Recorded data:
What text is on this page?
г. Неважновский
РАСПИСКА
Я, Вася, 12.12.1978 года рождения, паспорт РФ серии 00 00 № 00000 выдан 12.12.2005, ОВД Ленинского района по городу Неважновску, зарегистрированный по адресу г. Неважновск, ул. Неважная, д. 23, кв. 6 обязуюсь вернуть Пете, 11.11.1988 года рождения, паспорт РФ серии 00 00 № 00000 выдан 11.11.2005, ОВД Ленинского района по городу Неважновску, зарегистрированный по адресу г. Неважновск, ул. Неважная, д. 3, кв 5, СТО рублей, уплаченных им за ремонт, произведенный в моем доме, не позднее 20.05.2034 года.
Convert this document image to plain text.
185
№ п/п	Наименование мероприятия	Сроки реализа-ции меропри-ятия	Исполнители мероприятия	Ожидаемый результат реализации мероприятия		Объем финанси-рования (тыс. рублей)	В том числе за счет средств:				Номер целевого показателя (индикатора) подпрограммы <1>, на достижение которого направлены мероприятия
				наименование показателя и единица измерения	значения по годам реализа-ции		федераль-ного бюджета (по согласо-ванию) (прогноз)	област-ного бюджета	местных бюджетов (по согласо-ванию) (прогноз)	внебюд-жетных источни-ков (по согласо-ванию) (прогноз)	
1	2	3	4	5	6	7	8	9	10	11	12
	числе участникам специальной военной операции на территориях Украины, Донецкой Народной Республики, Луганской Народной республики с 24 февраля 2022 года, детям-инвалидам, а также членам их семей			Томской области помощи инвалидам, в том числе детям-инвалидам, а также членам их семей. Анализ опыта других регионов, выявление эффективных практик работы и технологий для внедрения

■ **WORK INSTRUCTIONS**
Here, the records must be output exactly and in full.

■ **SOLUTION TO THIS PROBLEM**
What text is on this page?
г. Неважновский
РАСПИСКА
Я, Вася, 12.12.1978 года рождения, паспорт РФ серии 00 00 № 00000 выдан 12.12.2005, ОВД Ленинского района по городу Неважновску, зарегистрированный по адресу г. Неважновск, ул. Неважная, д. 23, кв. 6 обязуюсь вернуть Пете, 11.11.1988 года рождения, паспорт РФ серии 00 00 № 00000 выдан 11.11.2005, ОВД Ленинского района по городу Неважновску, зарегистрированный по адресу г. Неважновск, ул. Неважная, д. 3, кв 5, СТО рублей, уплаченных им за ремонт, произведенный в моем доме, не позднее 20.05.2034 года.
Convert this document image to plain text.
185
№ п/п	Наименование мероприятия	Сроки реализа-ции меропри-ятия	Исполнители мероприятия	Ожидаемый результат реализации мероприятия		Объем финанси-рования (тыс. рублей)	В том числе за счет средств:				Номер целевого показателя (индикатора) подпрограммы <1>, на достижение которого направлены мероприятия
				наименование показателя и единица измерения	значения по годам реализа-ции		федераль-ного бюджета (по согласо-ванию) (прогноз)	област-ного бюджета	местных бюджетов (по согласо-ванию) (прогноз)	внебюд-жетных источни-ков (по согласо-ванию) (прогноз)	
1	2	3	4	5	6	7	8	9	10	11	12
	числе участникам специальной военной операции на территориях Украины, Донецкой Народной Республики, Луганской Народной республики с 24 февраля 2022 года, детям-инвалидам, а также членам их семей			Томской области помощи инвалидам, в том числе детям-инвалидам, а также членам их семей. Анализ опыта других регионов, выявление эффективных практик работы и технологий для внедрения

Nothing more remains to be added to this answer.